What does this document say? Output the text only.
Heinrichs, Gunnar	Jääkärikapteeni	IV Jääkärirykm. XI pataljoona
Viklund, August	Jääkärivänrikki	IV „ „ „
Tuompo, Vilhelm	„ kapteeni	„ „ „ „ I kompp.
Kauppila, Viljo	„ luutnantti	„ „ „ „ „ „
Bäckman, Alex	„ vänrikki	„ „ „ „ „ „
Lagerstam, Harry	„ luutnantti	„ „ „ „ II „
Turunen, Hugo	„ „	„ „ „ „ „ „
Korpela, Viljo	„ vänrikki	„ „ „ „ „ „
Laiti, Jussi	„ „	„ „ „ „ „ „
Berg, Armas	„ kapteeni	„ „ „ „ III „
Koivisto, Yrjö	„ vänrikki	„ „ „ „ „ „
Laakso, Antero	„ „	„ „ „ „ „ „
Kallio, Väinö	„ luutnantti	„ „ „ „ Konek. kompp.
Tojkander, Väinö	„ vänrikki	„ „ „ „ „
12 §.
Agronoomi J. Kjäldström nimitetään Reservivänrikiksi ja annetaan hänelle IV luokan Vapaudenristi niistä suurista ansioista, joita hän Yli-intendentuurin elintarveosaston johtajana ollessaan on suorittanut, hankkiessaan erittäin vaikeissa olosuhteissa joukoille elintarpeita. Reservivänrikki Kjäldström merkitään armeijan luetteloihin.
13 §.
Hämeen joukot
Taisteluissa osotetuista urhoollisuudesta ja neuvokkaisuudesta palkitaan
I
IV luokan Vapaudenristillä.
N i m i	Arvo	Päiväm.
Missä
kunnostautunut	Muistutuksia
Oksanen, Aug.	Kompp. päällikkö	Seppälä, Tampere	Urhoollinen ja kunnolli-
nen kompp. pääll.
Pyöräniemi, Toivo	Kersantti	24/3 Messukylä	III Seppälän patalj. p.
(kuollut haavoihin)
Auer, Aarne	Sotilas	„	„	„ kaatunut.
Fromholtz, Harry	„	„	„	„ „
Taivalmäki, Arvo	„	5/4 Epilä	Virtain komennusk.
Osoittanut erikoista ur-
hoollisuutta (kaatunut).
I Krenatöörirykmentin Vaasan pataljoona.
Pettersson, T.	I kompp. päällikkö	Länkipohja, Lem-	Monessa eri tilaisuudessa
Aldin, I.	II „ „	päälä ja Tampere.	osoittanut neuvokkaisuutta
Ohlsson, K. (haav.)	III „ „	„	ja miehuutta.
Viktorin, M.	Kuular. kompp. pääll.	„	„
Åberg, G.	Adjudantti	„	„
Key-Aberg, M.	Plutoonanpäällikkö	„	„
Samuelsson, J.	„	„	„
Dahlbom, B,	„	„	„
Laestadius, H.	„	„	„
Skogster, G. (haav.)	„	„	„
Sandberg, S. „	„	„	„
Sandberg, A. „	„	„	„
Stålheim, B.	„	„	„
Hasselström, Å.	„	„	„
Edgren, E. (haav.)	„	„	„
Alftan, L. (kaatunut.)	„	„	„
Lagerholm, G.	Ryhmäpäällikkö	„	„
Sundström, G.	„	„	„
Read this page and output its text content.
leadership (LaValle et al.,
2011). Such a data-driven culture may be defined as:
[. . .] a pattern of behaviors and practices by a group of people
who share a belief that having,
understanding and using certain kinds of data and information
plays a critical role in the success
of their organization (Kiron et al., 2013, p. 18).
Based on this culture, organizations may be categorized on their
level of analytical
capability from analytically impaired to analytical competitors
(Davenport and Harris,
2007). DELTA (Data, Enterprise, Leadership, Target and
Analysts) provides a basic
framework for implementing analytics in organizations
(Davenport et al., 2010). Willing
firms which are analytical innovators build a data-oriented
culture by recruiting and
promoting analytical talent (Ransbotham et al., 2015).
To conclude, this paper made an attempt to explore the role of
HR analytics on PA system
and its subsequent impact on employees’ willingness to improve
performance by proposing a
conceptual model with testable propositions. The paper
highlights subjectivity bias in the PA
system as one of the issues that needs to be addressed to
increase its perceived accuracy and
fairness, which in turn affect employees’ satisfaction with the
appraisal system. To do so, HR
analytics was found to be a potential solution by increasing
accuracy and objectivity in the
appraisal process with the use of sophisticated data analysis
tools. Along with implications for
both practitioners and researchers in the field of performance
|---|
Set exercise: Which lines above contain "culture"? Show each of them.

Answer to this exercise:
2011). Such a data-driven culture may be defined as:
Based on this culture, organizations may be categorized on their
culture by recruiting and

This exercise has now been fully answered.